— begin —

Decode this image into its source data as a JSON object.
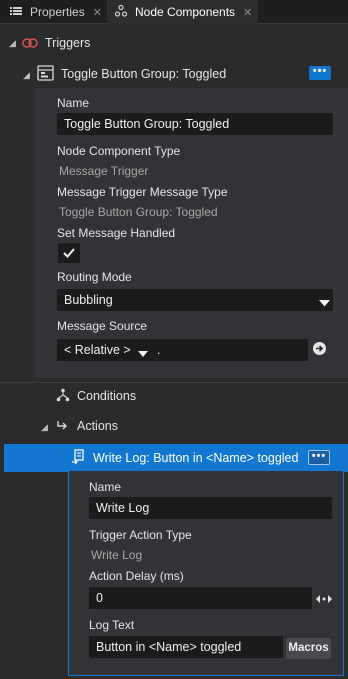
{
  "tabs": [
    {
      "label": "Properties",
      "icon": "list-icon",
      "close": "✕"
    },
    {
      "label": "Node Components",
      "icon": "node-components-icon",
      "close": "✕"
    }
  ],
  "triggers": {
    "label": "Triggers",
    "toggle_group": {
      "title": "Toggle Button Group: Toggled",
      "more": "•••",
      "name_label": "Name",
      "name_value": "Toggle Button Group: Toggled",
      "component_type_label": "Node Component Type",
      "component_type_value": "Message Trigger",
      "message_type_label": "Message Trigger Message Type",
      "message_type_value": "Toggle Button Group: Toggled",
      "handled_label": "Set Message Handled",
      "handled_checked": true,
      "routing_label": "Routing Mode",
      "routing_value": "Bubbling",
      "source_label": "Message Source",
      "source_relative": "< Relative >",
      "source_path": "."
    },
    "conditions_label": "Conditions",
    "actions_label": "Actions",
    "write_log": {
      "title": "Write Log: Button in <Name> toggled",
      "more": "•••",
      "name_label": "Name",
      "name_value": "Write Log",
      "action_type_label": "Trigger Action Type",
      "action_type_value": "Write Log",
      "delay_label": "Action Delay (ms)",
      "delay_value": "0",
      "log_label": "Log Text",
      "log_value": "Button in <Name> toggled",
      "macros_label": "Macros"
    }
  },
  "colors": {
    "accent": "#1177d1",
    "background": "#2b2b2b",
    "panel": "#333337",
    "input": "#1b1b1b"
  }
}
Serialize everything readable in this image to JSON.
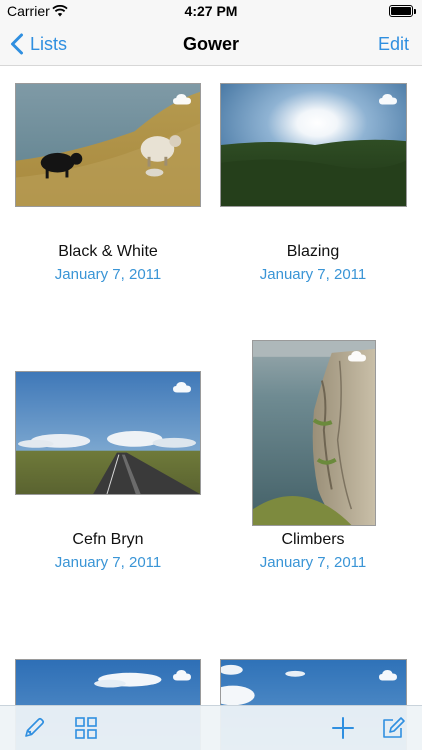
{
  "status_bar": {
    "carrier": "Carrier",
    "time": "4:27 PM",
    "battery_level": 1.0
  },
  "nav": {
    "back_label": "Lists",
    "title": "Gower",
    "edit_label": "Edit"
  },
  "colors": {
    "accent": "#2f8fe0",
    "date_text": "#3a95d6",
    "bar_background": "#f7f7f7"
  },
  "items": [
    {
      "title": "Black & White",
      "date": "January 7, 2011",
      "icon": "cloud-icon"
    },
    {
      "title": "Blazing",
      "date": "January 7, 2011",
      "icon": "cloud-icon"
    },
    {
      "title": "Cefn Bryn",
      "date": "January 7, 2011",
      "icon": "cloud-icon"
    },
    {
      "title": "Climbers",
      "date": "January 7, 2011",
      "icon": "cloud-icon"
    }
  ],
  "toolbar": {
    "icons": [
      "pencil-icon",
      "grid-icon",
      "plus-icon",
      "compose-icon"
    ]
  }
}
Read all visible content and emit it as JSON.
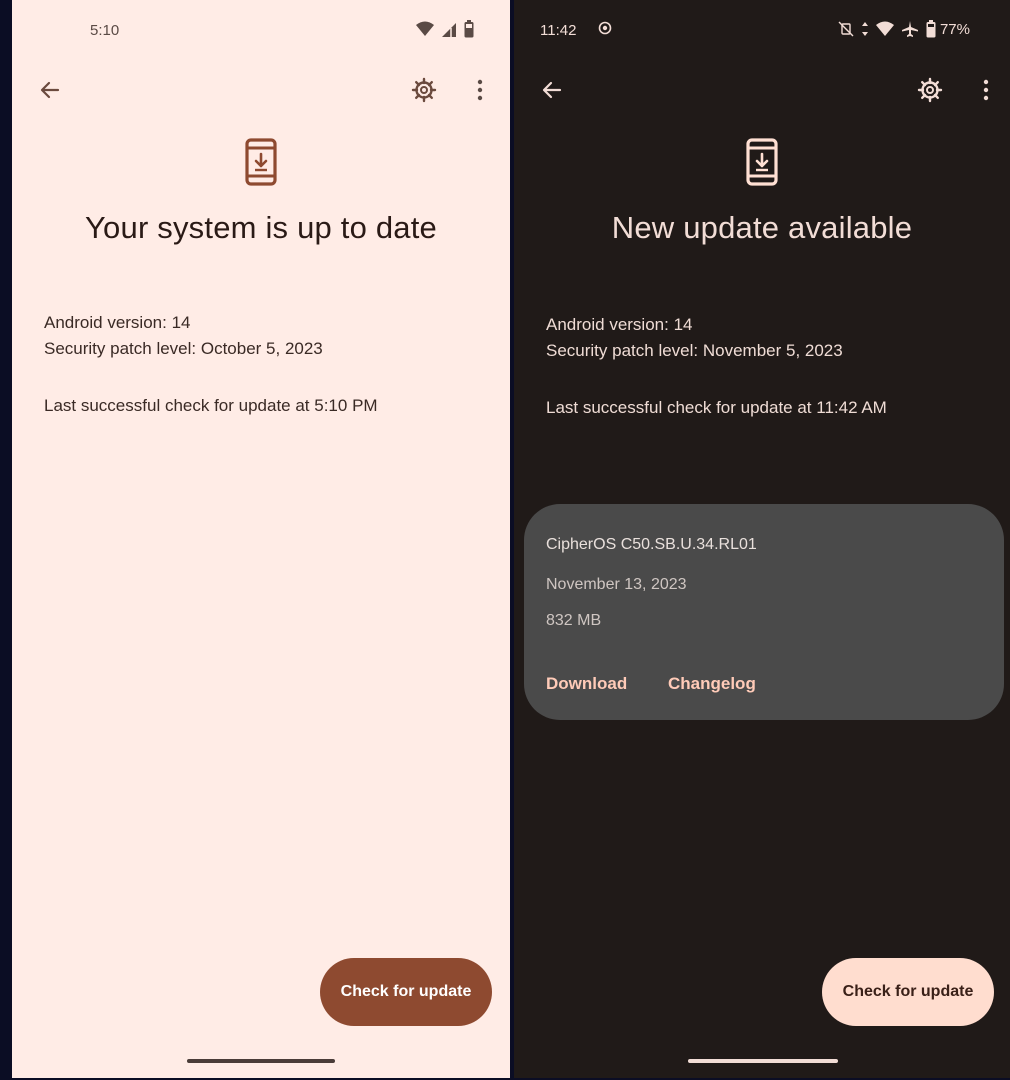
{
  "colors": {
    "light_background": "#ffece6",
    "dark_background": "#201a18",
    "light_accent": "#8e4a30",
    "dark_fab": "#ffddcf",
    "dark_card": "#4a4a4a",
    "dark_link": "#ffcbb8"
  },
  "light": {
    "status": {
      "time": "5:10",
      "icons": [
        "wifi-icon",
        "signal-icon",
        "battery-icon"
      ]
    },
    "headline": "Your system is up to date",
    "android_version": "Android version: 14",
    "security_patch": "Security patch level: October 5, 2023",
    "last_check": "Last successful check for update at 5:10 PM",
    "fab_label": "Check for update"
  },
  "dark": {
    "status": {
      "time": "11:42",
      "icons": [
        "record-icon",
        "vibrate-off-icon",
        "data-arrows-icon",
        "wifi-icon",
        "airplane-icon",
        "battery-icon"
      ],
      "battery_percent": "77%"
    },
    "headline": "New update available",
    "android_version": "Android version: 14",
    "security_patch": "Security patch level: November 5, 2023",
    "last_check": "Last successful check for update at 11:42 AM",
    "update_card": {
      "version": "CipherOS C50.SB.U.34.RL01",
      "date": "November 13, 2023",
      "size": "832 MB",
      "download_label": "Download",
      "changelog_label": "Changelog"
    },
    "fab_label": "Check for update"
  }
}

— end —

### What is asked:
Each entry gets copied exactly; the pictures stay out.

### Answer to this problem:
Decode this image into its source data as a JSON object.
{
  "tabs": [
    {
      "label": "Properties",
      "icon": "list-icon",
      "close": "✕"
    },
    {
      "label": "Node Components",
      "icon": "node-components-icon",
      "close": "✕"
    }
  ],
  "triggers": {
    "label": "Triggers",
    "toggle_group": {
      "title": "Toggle Button Group: Toggled",
      "more": "•••",
      "name_label": "Name",
      "name_value": "Toggle Button Group: Toggled",
      "component_type_label": "Node Component Type",
      "component_type_value": "Message Trigger",
      "message_type_label": "Message Trigger Message Type",
      "message_type_value": "Toggle Button Group: Toggled",
      "handled_label": "Set Message Handled",
      "handled_checked": true,
      "routing_label": "Routing Mode",
      "routing_value": "Bubbling",
      "source_label": "Message Source",
      "source_relative": "< Relative >",
      "source_path": "."
    },
    "conditions_label": "Conditions",
    "actions_label": "Actions",
    "write_log": {
      "title": "Write Log: Button in <Name> toggled",
      "more": "•••",
      "name_label": "Name",
      "name_value": "Write Log",
      "action_type_label": "Trigger Action Type",
      "action_type_value": "Write Log",
      "delay_label": "Action Delay (ms)",
      "delay_value": "0",
      "log_label": "Log Text",
      "log_value": "Button in <Name> toggled",
      "macros_label": "Macros"
    }
  },
  "colors": {
    "accent": "#1177d1",
    "background": "#2b2b2b",
    "panel": "#333337",
    "input": "#1b1b1b"
  }
}
Serialize everything readable in this image to JSON.
{
  "status_bar": {
    "carrier": "Carrier",
    "time": "4:27 PM",
    "battery_level": 1.0
  },
  "nav": {
    "back_label": "Lists",
    "title": "Gower",
    "edit_label": "Edit"
  },
  "colors": {
    "accent": "#2f8fe0",
    "date_text": "#3a95d6",
    "bar_background": "#f7f7f7"
  },
  "items": [
    {
      "title": "Black & White",
      "date": "January 7, 2011",
      "icon": "cloud-icon"
    },
    {
      "title": "Blazing",
      "date": "January 7, 2011",
      "icon": "cloud-icon"
    },
    {
      "title": "Cefn Bryn",
      "date": "January 7, 2011",
      "icon": "cloud-icon"
    },
    {
      "title": "Climbers",
      "date": "January 7, 2011",
      "icon": "cloud-icon"
    }
  ],
  "toolbar": {
    "icons": [
      "pencil-icon",
      "grid-icon",
      "plus-icon",
      "compose-icon"
    ]
  }
}
Read all visible content and emit it as JSON.
{
  "colors": {
    "light_background": "#ffece6",
    "dark_background": "#201a18",
    "light_accent": "#8e4a30",
    "dark_fab": "#ffddcf",
    "dark_card": "#4a4a4a",
    "dark_link": "#ffcbb8"
  },
  "light": {
    "status": {
      "time": "5:10",
      "icons": [
        "wifi-icon",
        "signal-icon",
        "battery-icon"
      ]
    },
    "headline": "Your system is up to date",
    "android_version": "Android version: 14",
    "security_patch": "Security patch level: October 5, 2023",
    "last_check": "Last successful check for update at 5:10 PM",
    "fab_label": "Check for update"
  },
  "dark": {
    "status": {
      "time": "11:42",
      "icons": [
        "record-icon",
        "vibrate-off-icon",
        "data-arrows-icon",
        "wifi-icon",
        "airplane-icon",
        "battery-icon"
      ],
      "battery_percent": "77%"
    },
    "headline": "New update available",
    "android_version": "Android version: 14",
    "security_patch": "Security patch level: November 5, 2023",
    "last_check": "Last successful check for update at 11:42 AM",
    "update_card": {
      "version": "CipherOS C50.SB.U.34.RL01",
      "date": "November 13, 2023",
      "size": "832 MB",
      "download_label": "Download",
      "changelog_label": "Changelog"
    },
    "fab_label": "Check for update"
  }
}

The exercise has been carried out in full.